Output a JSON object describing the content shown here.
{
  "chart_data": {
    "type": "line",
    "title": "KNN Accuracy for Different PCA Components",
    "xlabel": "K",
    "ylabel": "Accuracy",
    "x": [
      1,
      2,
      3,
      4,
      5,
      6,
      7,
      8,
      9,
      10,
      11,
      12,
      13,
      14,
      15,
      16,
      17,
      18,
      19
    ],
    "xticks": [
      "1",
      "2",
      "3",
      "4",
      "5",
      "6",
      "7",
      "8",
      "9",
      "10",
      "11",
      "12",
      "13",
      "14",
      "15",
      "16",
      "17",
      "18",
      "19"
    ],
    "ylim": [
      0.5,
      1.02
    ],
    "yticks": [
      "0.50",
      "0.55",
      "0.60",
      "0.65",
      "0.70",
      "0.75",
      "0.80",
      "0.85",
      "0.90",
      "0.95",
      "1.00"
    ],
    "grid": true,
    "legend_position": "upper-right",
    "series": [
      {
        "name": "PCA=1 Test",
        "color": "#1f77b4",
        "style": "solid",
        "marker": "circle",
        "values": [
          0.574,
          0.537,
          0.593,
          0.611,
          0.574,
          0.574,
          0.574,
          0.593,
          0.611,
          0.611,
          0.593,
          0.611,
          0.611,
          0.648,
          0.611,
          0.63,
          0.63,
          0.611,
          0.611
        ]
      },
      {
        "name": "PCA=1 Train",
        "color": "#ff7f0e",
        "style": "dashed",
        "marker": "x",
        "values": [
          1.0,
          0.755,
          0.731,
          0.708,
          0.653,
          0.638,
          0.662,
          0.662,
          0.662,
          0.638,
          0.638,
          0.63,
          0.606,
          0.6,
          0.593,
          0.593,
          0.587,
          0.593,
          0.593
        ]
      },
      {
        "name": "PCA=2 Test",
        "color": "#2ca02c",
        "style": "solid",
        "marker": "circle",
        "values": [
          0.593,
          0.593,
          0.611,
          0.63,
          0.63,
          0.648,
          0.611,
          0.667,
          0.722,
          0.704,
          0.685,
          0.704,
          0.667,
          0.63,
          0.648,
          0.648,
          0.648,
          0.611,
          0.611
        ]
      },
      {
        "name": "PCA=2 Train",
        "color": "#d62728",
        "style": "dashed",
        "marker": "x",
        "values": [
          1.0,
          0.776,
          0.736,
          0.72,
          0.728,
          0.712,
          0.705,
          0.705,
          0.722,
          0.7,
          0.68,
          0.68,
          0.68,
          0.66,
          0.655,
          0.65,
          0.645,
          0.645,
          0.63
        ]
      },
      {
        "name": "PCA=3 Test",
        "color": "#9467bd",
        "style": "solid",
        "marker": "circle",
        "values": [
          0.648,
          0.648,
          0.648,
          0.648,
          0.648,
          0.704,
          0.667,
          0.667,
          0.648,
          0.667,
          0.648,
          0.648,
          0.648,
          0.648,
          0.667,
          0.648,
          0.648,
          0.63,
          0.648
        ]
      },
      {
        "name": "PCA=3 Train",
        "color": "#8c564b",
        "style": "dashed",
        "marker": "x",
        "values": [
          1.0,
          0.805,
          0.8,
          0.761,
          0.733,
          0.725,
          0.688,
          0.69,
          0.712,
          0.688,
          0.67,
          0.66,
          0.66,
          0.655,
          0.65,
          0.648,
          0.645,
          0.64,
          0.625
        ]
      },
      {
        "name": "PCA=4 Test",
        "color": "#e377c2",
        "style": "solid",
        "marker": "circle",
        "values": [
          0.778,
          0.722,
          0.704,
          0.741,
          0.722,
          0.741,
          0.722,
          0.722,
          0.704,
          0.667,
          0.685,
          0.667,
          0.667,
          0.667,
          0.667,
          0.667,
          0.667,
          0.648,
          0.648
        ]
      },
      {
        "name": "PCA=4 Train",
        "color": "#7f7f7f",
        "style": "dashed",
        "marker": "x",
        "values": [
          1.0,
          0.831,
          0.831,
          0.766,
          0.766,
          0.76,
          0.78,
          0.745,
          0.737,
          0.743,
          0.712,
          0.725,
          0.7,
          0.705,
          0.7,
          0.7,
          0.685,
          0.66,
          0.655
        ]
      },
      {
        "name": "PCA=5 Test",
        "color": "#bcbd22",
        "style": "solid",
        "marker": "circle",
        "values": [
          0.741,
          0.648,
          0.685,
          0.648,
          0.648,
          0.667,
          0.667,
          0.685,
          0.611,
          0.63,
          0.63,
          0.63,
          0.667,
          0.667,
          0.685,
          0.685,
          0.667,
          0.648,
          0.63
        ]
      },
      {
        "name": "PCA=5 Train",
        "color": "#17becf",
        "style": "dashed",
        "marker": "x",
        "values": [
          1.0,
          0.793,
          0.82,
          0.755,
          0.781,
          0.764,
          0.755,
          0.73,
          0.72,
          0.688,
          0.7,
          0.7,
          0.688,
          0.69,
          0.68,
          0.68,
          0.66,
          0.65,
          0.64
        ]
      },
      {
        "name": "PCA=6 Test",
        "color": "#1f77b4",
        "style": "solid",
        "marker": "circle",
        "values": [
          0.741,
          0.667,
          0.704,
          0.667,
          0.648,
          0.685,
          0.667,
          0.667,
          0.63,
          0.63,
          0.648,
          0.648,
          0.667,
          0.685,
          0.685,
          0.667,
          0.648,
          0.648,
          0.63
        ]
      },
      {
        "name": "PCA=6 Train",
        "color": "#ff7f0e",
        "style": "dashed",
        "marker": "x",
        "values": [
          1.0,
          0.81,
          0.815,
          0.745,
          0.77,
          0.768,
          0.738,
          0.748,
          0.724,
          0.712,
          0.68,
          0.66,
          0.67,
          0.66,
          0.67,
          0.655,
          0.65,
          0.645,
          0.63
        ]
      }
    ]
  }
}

________________

# Set exercise
Extract the listing in its entirety, matching it exactly.

# Response
Output a JSON object describing the content shown here.
{
  "chart_data": {
    "type": "line",
    "title": "KNN Accuracy for Different PCA Components",
    "xlabel": "K",
    "ylabel": "Accuracy",
    "x": [
      1,
      2,
      3,
      4,
      5,
      6,
      7,
      8,
      9,
      10,
      11,
      12,
      13,
      14,
      15,
      16,
      17,
      18,
      19
    ],
    "xticks": [
      "1",
      "2",
      "3",
      "4",
      "5",
      "6",
      "7",
      "8",
      "9",
      "10",
      "11",
      "12",
      "13",
      "14",
      "15",
      "16",
      "17",
      "18",
      "19"
    ],
    "ylim": [
      0.5,
      1.02
    ],
    "yticks": [
      "0.50",
      "0.55",
      "0.60",
      "0.65",
      "0.70",
      "0.75",
      "0.80",
      "0.85",
      "0.90",
      "0.95",
      "1.00"
    ],
    "grid": true,
    "legend_position": "upper-right",
    "series": [
      {
        "name": "PCA=1 Test",
        "color": "#1f77b4",
        "style": "solid",
        "marker": "circle",
        "values": [
          0.574,
          0.537,
          0.593,
          0.611,
          0.574,
          0.574,
          0.574,
          0.593,
          0.611,
          0.611,
          0.593,
          0.611,
          0.611,
          0.648,
          0.611,
          0.63,
          0.63,
          0.611,
          0.611
        ]
      },
      {
        "name": "PCA=1 Train",
        "color": "#ff7f0e",
        "style": "dashed",
        "marker": "x",
        "values": [
          1.0,
          0.755,
          0.731,
          0.708,
          0.653,
          0.638,
          0.662,
          0.662,
          0.662,
          0.638,
          0.638,
          0.63,
          0.606,
          0.6,
          0.593,
          0.593,
          0.587,
          0.593,
          0.593
        ]
      },
      {
        "name": "PCA=2 Test",
        "color": "#2ca02c",
        "style": "solid",
        "marker": "circle",
        "values": [
          0.593,
          0.593,
          0.611,
          0.63,
          0.63,
          0.648,
          0.611,
          0.667,
          0.722,
          0.704,
          0.685,
          0.704,
          0.667,
          0.63,
          0.648,
          0.648,
          0.648,
          0.611,
          0.611
        ]
      },
      {
        "name": "PCA=2 Train",
        "color": "#d62728",
        "style": "dashed",
        "marker": "x",
        "values": [
          1.0,
          0.776,
          0.736,
          0.72,
          0.728,
          0.712,
          0.705,
          0.705,
          0.722,
          0.7,
          0.68,
          0.68,
          0.68,
          0.66,
          0.655,
          0.65,
          0.645,
          0.645,
          0.63
        ]
      },
      {
        "name": "PCA=3 Test",
        "color": "#9467bd",
        "style": "solid",
        "marker": "circle",
        "values": [
          0.648,
          0.648,
          0.648,
          0.648,
          0.648,
          0.704,
          0.667,
          0.667,
          0.648,
          0.667,
          0.648,
          0.648,
          0.648,
          0.648,
          0.667,
          0.648,
          0.648,
          0.63,
          0.648
        ]
      },
      {
        "name": "PCA=3 Train",
        "color": "#8c564b",
        "style": "dashed",
        "marker": "x",
        "values": [
          1.0,
          0.805,
          0.8,
          0.761,
          0.733,
          0.725,
          0.688,
          0.69,
          0.712,
          0.688,
          0.67,
          0.66,
          0.66,
          0.655,
          0.65,
          0.648,
          0.645,
          0.64,
          0.625
        ]
      },
      {
        "name": "PCA=4 Test",
        "color": "#e377c2",
        "style": "solid",
        "marker": "circle",
        "values": [
          0.778,
          0.722,
          0.704,
          0.741,
          0.722,
          0.741,
          0.722,
          0.722,
          0.704,
          0.667,
          0.685,
          0.667,
          0.667,
          0.667,
          0.667,
          0.667,
          0.667,
          0.648,
          0.648
        ]
      },
      {
        "name": "PCA=4 Train",
        "color": "#7f7f7f",
        "style": "dashed",
        "marker": "x",
        "values": [
          1.0,
          0.831,
          0.831,
          0.766,
          0.766,
          0.76,
          0.78,
          0.745,
          0.737,
          0.743,
          0.712,
          0.725,
          0.7,
          0.705,
          0.7,
          0.7,
          0.685,
          0.66,
          0.655
        ]
      },
      {
        "name": "PCA=5 Test",
        "color": "#bcbd22",
        "style": "solid",
        "marker": "circle",
        "values": [
          0.741,
          0.648,
          0.685,
          0.648,
          0.648,
          0.667,
          0.667,
          0.685,
          0.611,
          0.63,
          0.63,
          0.63,
          0.667,
          0.667,
          0.685,
          0.685,
          0.667,
          0.648,
          0.63
        ]
      },
      {
        "name": "PCA=5 Train",
        "color": "#17becf",
        "style": "dashed",
        "marker": "x",
        "values": [
          1.0,
          0.793,
          0.82,
          0.755,
          0.781,
          0.764,
          0.755,
          0.73,
          0.72,
          0.688,
          0.7,
          0.7,
          0.688,
          0.69,
          0.68,
          0.68,
          0.66,
          0.65,
          0.64
        ]
      },
      {
        "name": "PCA=6 Test",
        "color": "#1f77b4",
        "style": "solid",
        "marker": "circle",
        "values": [
          0.741,
          0.667,
          0.704,
          0.667,
          0.648,
          0.685,
          0.667,
          0.667,
          0.63,
          0.63,
          0.648,
          0.648,
          0.667,
          0.685,
          0.685,
          0.667,
          0.648,
          0.648,
          0.63
        ]
      },
      {
        "name": "PCA=6 Train",
        "color": "#ff7f0e",
        "style": "dashed",
        "marker": "x",
        "values": [
          1.0,
          0.81,
          0.815,
          0.745,
          0.77,
          0.768,
          0.738,
          0.748,
          0.724,
          0.712,
          0.68,
          0.66,
          0.67,
          0.66,
          0.67,
          0.655,
          0.65,
          0.645,
          0.63
        ]
      }
    ]
  }
}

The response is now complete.